=== Listed entries ===

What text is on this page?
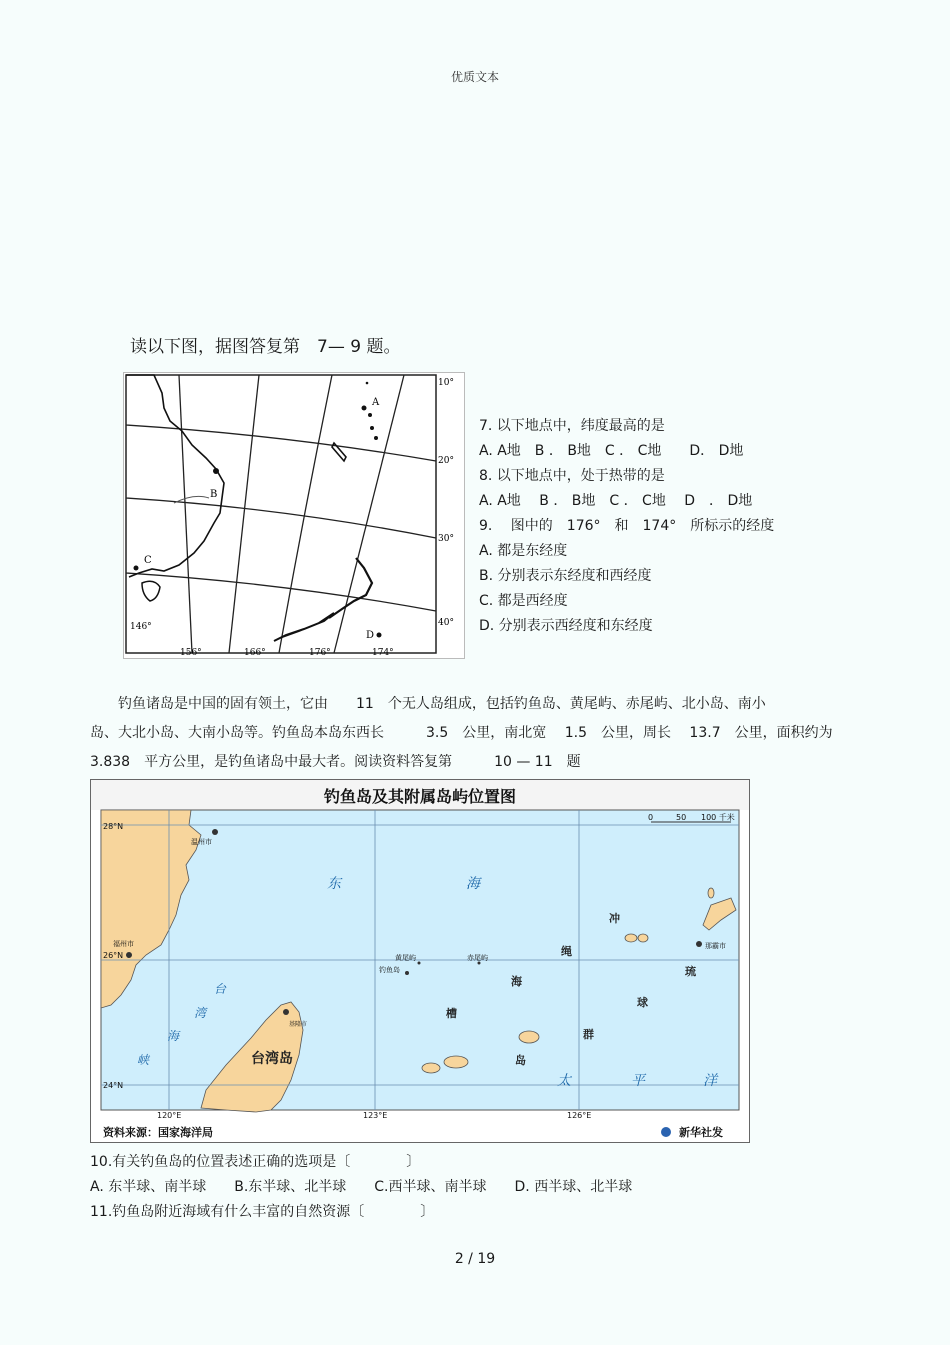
优质文本
读以下图，据图答复第　7— 9 题。
A
B
C
D
10°
20°
30°
40°
146°
156°	166°	176°	174°
7. 以下地点中，纬度最高的是
A. A地　B ． B地　C ． C地　　D． D地
8. 以下地点中，处于热带的是
A. A地　 B ． B地　C ． C地　 D　． D地
9.　 图中的　176°　和　174°　所标示的经度
A. 都是东经度
B. 分别表示东经度和西经度
C. 都是西经度
D. 分别表示西经度和东经度
　　钓鱼诸岛是中国的固有领土，它由　　11　个无人岛组成，包括钓鱼岛、黄尾屿、赤尾屿、北小岛、南小
岛、大北小岛、大南小岛等。钓鱼岛本岛东西长　　　3.5　公里，南北宽　 1.5　公里，周长　 13.7　公里，面积约为
3.838　平方公里，是钓鱼诸岛中最大者。阅读资料答复第　　　10 — 11　题
钓鱼岛及其附属岛屿位置图
0	50 100 千米
28°N
26°N
24°N
120°E	123°E	126°E
温州市
福州市
基隆市
那霸市
黄尾屿	赤尾屿
钓鱼岛
台湾岛
东	海
台
湾
海
峡
冲
绳
海
槽
琉
球
群
岛
太	平	洋
资料来源：国家海洋局	新华社发
10.有关钓鱼岛的位置表述正确的选项是〔　　　　〕
A. 东半球、南半球　　B.东半球、北半球　　C.西半球、南半球　　D. 西半球、北半球
11.钓鱼岛附近海域有什么丰富的自然资源〔　　　　〕
2 / 19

===

• **Exercise description**
Without the pictures, write out every entry precisely as it appears.

• **Correct answer**
What text is on this page?
优质文本
读以下图，据图答复第　7— 9 题。
A
B
C
D
10°
20°
30°
40°
146°
156°	166°	176°	174°
7. 以下地点中，纬度最高的是
A. A地　B ． B地　C ． C地　　D． D地
8. 以下地点中，处于热带的是
A. A地　 B ． B地　C ． C地　 D　． D地
9.　 图中的　176°　和　174°　所标示的经度
A. 都是东经度
B. 分别表示东经度和西经度
C. 都是西经度
D. 分别表示西经度和东经度
　　钓鱼诸岛是中国的固有领土，它由　　11　个无人岛组成，包括钓鱼岛、黄尾屿、赤尾屿、北小岛、南小
岛、大北小岛、大南小岛等。钓鱼岛本岛东西长　　　3.5　公里，南北宽　 1.5　公里，周长　 13.7　公里，面积约为
3.838　平方公里，是钓鱼诸岛中最大者。阅读资料答复第　　　10 — 11　题
钓鱼岛及其附属岛屿位置图
0	50 100 千米
28°N
26°N
24°N
120°E	123°E	126°E
温州市
福州市
基隆市
那霸市
黄尾屿	赤尾屿
钓鱼岛
台湾岛
东	海
台
湾
海
峡
冲
绳
海
槽
琉
球
群
岛
太	平	洋
资料来源：国家海洋局	新华社发
10.有关钓鱼岛的位置表述正确的选项是〔　　　　〕
A. 东半球、南半球　　B.东半球、北半球　　C.西半球、南半球　　D. 西半球、北半球
11.钓鱼岛附近海域有什么丰富的自然资源〔　　　　〕
2 / 19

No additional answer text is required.